> What the task asks
Copy all the material below, exactly as it stands.

> Record list
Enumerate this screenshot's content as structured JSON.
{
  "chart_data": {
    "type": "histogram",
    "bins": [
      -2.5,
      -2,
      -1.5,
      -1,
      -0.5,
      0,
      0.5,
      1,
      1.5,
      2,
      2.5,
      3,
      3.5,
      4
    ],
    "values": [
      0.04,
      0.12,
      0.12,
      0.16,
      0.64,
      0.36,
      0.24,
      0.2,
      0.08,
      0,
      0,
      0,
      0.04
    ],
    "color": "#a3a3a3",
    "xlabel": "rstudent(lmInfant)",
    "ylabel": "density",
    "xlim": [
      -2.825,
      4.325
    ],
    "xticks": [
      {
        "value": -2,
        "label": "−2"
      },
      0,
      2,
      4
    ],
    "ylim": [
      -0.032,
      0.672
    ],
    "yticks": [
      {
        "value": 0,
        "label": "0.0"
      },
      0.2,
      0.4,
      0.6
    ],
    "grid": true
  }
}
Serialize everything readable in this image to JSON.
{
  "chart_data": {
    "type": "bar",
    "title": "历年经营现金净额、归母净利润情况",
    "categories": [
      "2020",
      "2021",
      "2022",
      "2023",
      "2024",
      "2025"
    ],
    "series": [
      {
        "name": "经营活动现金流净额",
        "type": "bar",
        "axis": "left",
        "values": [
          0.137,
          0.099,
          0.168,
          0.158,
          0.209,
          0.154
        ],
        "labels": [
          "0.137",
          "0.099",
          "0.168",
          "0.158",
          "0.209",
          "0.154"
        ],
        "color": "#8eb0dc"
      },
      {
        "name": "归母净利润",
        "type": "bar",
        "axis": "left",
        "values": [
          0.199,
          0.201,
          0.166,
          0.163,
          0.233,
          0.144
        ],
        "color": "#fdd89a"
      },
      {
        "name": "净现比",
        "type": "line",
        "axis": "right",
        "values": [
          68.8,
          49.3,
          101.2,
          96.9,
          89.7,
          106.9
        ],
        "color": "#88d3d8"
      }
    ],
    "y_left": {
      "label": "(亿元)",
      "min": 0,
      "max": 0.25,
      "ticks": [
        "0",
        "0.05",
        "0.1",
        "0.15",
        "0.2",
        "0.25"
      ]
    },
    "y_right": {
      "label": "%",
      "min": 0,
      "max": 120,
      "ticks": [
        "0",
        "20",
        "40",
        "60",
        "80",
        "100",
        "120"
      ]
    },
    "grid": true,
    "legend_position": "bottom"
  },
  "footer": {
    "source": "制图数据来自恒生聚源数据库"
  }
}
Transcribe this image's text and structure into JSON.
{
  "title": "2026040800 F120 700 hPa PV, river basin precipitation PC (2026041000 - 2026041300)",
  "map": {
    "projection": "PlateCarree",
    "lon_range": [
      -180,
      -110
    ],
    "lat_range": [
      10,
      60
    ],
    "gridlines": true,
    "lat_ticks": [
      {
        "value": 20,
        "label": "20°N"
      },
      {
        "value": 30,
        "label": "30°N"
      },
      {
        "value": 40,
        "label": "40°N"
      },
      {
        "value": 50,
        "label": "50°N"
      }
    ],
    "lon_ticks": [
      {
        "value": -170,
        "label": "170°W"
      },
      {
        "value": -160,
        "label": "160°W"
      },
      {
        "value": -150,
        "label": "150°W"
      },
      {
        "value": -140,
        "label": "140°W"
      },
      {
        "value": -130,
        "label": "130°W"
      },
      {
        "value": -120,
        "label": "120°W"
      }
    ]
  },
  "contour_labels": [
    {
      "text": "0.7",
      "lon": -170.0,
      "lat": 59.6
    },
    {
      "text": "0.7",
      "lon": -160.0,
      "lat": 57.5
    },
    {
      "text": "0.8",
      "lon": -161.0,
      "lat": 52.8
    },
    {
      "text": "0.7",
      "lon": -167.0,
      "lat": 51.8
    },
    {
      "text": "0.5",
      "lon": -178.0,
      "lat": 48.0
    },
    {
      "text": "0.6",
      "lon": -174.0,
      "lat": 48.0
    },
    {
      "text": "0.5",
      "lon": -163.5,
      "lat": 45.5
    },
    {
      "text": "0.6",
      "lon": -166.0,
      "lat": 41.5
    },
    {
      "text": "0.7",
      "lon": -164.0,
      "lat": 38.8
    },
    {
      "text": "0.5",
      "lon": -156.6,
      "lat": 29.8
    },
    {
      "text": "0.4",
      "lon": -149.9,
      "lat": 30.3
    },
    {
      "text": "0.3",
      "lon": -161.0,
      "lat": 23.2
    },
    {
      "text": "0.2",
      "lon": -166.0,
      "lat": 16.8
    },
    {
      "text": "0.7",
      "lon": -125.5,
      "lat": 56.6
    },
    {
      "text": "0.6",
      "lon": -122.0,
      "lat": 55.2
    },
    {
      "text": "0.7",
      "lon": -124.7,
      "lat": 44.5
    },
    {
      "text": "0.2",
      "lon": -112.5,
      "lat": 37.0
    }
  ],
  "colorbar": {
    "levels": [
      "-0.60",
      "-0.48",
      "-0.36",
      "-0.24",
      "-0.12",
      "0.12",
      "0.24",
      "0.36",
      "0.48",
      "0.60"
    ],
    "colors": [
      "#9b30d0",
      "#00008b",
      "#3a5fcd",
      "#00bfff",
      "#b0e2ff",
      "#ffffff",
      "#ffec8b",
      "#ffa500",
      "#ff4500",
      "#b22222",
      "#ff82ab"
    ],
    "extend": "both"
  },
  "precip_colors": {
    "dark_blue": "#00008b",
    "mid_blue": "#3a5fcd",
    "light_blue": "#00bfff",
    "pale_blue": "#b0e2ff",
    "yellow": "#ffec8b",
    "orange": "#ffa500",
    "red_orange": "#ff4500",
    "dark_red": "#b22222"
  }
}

> Response to the exercise
Enumerate this screenshot's content as structured JSON.
{
  "chart_data": {
    "type": "histogram",
    "bins": [
      -2.5,
      -2,
      -1.5,
      -1,
      -0.5,
      0,
      0.5,
      1,
      1.5,
      2,
      2.5,
      3,
      3.5,
      4
    ],
    "values": [
      0.04,
      0.12,
      0.12,
      0.16,
      0.64,
      0.36,
      0.24,
      0.2,
      0.08,
      0,
      0,
      0,
      0.04
    ],
    "color": "#a3a3a3",
    "xlabel": "rstudent(lmInfant)",
    "ylabel": "density",
    "xlim": [
      -2.825,
      4.325
    ],
    "xticks": [
      {
        "value": -2,
        "label": "−2"
      },
      0,
      2,
      4
    ],
    "ylim": [
      -0.032,
      0.672
    ],
    "yticks": [
      {
        "value": 0,
        "label": "0.0"
      },
      0.2,
      0.4,
      0.6
    ],
    "grid": true
  }
}
Serialize everything readable in this image to JSON.
{
  "chart_data": {
    "type": "bar",
    "title": "历年经营现金净额、归母净利润情况",
    "categories": [
      "2020",
      "2021",
      "2022",
      "2023",
      "2024",
      "2025"
    ],
    "series": [
      {
        "name": "经营活动现金流净额",
        "type": "bar",
        "axis": "left",
        "values": [
          0.137,
          0.099,
          0.168,
          0.158,
          0.209,
          0.154
        ],
        "labels": [
          "0.137",
          "0.099",
          "0.168",
          "0.158",
          "0.209",
          "0.154"
        ],
        "color": "#8eb0dc"
      },
      {
        "name": "归母净利润",
        "type": "bar",
        "axis": "left",
        "values": [
          0.199,
          0.201,
          0.166,
          0.163,
          0.233,
          0.144
        ],
        "color": "#fdd89a"
      },
      {
        "name": "净现比",
        "type": "line",
        "axis": "right",
        "values": [
          68.8,
          49.3,
          101.2,
          96.9,
          89.7,
          106.9
        ],
        "color": "#88d3d8"
      }
    ],
    "y_left": {
      "label": "(亿元)",
      "min": 0,
      "max": 0.25,
      "ticks": [
        "0",
        "0.05",
        "0.1",
        "0.15",
        "0.2",
        "0.25"
      ]
    },
    "y_right": {
      "label": "%",
      "min": 0,
      "max": 120,
      "ticks": [
        "0",
        "20",
        "40",
        "60",
        "80",
        "100",
        "120"
      ]
    },
    "grid": true,
    "legend_position": "bottom"
  },
  "footer": {
    "source": "制图数据来自恒生聚源数据库"
  }
}
Transcribe this image's text and structure into JSON.
{
  "title": "2026040800 F120 700 hPa PV, river basin precipitation PC (2026041000 - 2026041300)",
  "map": {
    "projection": "PlateCarree",
    "lon_range": [
      -180,
      -110
    ],
    "lat_range": [
      10,
      60
    ],
    "gridlines": true,
    "lat_ticks": [
      {
        "value": 20,
        "label": "20°N"
      },
      {
        "value": 30,
        "label": "30°N"
      },
      {
        "value": 40,
        "label": "40°N"
      },
      {
        "value": 50,
        "label": "50°N"
      }
    ],
    "lon_ticks": [
      {
        "value": -170,
        "label": "170°W"
      },
      {
        "value": -160,
        "label": "160°W"
      },
      {
        "value": -150,
        "label": "150°W"
      },
      {
        "value": -140,
        "label": "140°W"
      },
      {
        "value": -130,
        "label": "130°W"
      },
      {
        "value": -120,
        "label": "120°W"
      }
    ]
  },
  "contour_labels": [
    {
      "text": "0.7",
      "lon": -170.0,
      "lat": 59.6
    },
    {
      "text": "0.7",
      "lon": -160.0,
      "lat": 57.5
    },
    {
      "text": "0.8",
      "lon": -161.0,
      "lat": 52.8
    },
    {
      "text": "0.7",
      "lon": -167.0,
      "lat": 51.8
    },
    {
      "text": "0.5",
      "lon": -178.0,
      "lat": 48.0
    },
    {
      "text": "0.6",
      "lon": -174.0,
      "lat": 48.0
    },
    {
      "text": "0.5",
      "lon": -163.5,
      "lat": 45.5
    },
    {
      "text": "0.6",
      "lon": -166.0,
      "lat": 41.5
    },
    {
      "text": "0.7",
      "lon": -164.0,
      "lat": 38.8
    },
    {
      "text": "0.5",
      "lon": -156.6,
      "lat": 29.8
    },
    {
      "text": "0.4",
      "lon": -149.9,
      "lat": 30.3
    },
    {
      "text": "0.3",
      "lon": -161.0,
      "lat": 23.2
    },
    {
      "text": "0.2",
      "lon": -166.0,
      "lat": 16.8
    },
    {
      "text": "0.7",
      "lon": -125.5,
      "lat": 56.6
    },
    {
      "text": "0.6",
      "lon": -122.0,
      "lat": 55.2
    },
    {
      "text": "0.7",
      "lon": -124.7,
      "lat": 44.5
    },
    {
      "text": "0.2",
      "lon": -112.5,
      "lat": 37.0
    }
  ],
  "colorbar": {
    "levels": [
      "-0.60",
      "-0.48",
      "-0.36",
      "-0.24",
      "-0.12",
      "0.12",
      "0.24",
      "0.36",
      "0.48",
      "0.60"
    ],
    "colors": [
      "#9b30d0",
      "#00008b",
      "#3a5fcd",
      "#00bfff",
      "#b0e2ff",
      "#ffffff",
      "#ffec8b",
      "#ffa500",
      "#ff4500",
      "#b22222",
      "#ff82ab"
    ],
    "extend": "both"
  },
  "precip_colors": {
    "dark_blue": "#00008b",
    "mid_blue": "#3a5fcd",
    "light_blue": "#00bfff",
    "pale_blue": "#b0e2ff",
    "yellow": "#ffec8b",
    "orange": "#ffa500",
    "red_orange": "#ff4500",
    "dark_red": "#b22222"
  }
}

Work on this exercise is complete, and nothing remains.